Go through the listing and pick out each line with the word "JSON" in it.
—————
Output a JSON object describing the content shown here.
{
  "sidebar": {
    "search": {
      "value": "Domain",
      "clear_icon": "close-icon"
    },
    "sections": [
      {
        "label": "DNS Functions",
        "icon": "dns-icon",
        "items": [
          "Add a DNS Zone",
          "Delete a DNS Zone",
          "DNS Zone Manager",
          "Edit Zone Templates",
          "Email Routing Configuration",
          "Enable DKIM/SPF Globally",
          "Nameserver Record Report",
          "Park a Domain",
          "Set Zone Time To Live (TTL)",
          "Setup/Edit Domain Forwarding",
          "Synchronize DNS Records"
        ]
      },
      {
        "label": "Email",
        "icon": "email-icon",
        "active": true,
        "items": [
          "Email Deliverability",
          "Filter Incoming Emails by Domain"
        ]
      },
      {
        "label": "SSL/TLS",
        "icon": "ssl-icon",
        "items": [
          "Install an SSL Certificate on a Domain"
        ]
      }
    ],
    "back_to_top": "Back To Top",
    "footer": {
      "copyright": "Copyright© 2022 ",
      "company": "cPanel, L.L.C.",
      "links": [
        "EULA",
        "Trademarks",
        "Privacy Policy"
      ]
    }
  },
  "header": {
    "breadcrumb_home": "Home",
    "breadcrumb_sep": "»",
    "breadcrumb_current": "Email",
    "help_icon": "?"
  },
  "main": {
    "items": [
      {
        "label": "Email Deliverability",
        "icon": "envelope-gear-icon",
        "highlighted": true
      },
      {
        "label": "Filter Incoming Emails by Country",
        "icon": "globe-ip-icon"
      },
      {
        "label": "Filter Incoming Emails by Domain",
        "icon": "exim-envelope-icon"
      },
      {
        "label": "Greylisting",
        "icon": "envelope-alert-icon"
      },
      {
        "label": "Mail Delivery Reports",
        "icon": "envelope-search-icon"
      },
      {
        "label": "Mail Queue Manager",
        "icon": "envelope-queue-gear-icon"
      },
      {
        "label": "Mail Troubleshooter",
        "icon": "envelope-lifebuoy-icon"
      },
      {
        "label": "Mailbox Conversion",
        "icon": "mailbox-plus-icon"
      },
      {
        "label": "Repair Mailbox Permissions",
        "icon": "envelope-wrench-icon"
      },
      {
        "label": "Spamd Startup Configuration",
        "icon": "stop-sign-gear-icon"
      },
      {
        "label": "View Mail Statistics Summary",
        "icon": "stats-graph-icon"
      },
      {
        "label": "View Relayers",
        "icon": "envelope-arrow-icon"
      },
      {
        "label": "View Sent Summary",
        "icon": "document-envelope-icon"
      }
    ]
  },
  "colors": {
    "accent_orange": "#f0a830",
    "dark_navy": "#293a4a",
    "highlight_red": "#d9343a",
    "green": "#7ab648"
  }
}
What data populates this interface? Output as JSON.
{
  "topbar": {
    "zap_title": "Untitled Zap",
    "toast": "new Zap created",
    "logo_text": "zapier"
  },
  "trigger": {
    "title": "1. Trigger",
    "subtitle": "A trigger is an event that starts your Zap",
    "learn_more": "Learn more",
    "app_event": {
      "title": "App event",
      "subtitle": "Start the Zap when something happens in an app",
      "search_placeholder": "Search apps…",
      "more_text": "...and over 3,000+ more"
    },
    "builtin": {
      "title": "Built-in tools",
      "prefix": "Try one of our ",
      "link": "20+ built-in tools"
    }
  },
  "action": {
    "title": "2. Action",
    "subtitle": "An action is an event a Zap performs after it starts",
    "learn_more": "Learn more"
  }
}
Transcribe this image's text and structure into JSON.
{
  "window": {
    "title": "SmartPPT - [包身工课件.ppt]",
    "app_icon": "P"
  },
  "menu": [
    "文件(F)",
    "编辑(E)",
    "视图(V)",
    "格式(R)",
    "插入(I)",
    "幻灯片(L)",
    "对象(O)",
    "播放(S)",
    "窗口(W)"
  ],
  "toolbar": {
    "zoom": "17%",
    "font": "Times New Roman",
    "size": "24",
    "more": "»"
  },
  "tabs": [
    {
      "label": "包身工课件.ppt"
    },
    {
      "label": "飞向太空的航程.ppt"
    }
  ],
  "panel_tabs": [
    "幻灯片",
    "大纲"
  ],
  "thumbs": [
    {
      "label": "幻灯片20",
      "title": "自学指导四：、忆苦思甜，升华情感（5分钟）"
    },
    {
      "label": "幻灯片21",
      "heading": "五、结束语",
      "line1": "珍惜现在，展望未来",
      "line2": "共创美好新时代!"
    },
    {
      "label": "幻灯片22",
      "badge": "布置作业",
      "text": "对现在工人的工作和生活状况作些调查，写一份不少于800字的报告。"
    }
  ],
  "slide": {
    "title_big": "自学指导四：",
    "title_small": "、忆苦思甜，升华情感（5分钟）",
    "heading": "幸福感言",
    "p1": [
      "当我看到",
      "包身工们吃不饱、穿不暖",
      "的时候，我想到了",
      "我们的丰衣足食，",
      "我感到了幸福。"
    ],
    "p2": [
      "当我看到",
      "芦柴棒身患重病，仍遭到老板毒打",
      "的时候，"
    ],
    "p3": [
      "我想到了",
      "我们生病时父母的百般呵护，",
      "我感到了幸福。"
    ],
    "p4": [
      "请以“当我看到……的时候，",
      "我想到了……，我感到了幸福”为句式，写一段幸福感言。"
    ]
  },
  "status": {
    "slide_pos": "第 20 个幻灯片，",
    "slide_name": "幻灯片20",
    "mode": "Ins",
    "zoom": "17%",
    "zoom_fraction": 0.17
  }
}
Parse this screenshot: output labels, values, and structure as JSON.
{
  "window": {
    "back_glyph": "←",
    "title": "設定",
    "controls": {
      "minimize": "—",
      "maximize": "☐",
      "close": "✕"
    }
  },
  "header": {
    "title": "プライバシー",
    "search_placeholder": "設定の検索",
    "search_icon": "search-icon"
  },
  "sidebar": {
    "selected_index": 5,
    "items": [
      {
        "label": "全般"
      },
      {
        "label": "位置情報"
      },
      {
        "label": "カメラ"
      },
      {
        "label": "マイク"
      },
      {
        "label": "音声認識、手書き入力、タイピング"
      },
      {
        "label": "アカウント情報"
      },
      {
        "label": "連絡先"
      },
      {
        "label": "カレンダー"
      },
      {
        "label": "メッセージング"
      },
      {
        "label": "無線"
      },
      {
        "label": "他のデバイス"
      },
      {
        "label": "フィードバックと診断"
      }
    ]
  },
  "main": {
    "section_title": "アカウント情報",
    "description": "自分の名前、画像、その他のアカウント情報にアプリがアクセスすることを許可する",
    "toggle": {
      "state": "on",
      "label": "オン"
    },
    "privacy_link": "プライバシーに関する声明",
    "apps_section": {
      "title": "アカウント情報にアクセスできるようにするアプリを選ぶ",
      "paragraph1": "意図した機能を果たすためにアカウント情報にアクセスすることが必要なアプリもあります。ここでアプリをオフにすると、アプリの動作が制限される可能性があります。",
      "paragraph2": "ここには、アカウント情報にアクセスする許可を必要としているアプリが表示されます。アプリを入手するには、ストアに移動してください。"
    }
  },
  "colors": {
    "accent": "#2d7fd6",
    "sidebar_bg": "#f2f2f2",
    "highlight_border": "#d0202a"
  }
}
—————
- Reply -
Output a JSON object describing the content shown here.
What data populates this interface? Output as JSON.
Transcribe this image's text and structure into JSON.
Parse this screenshot: output labels, values, and structure as JSON.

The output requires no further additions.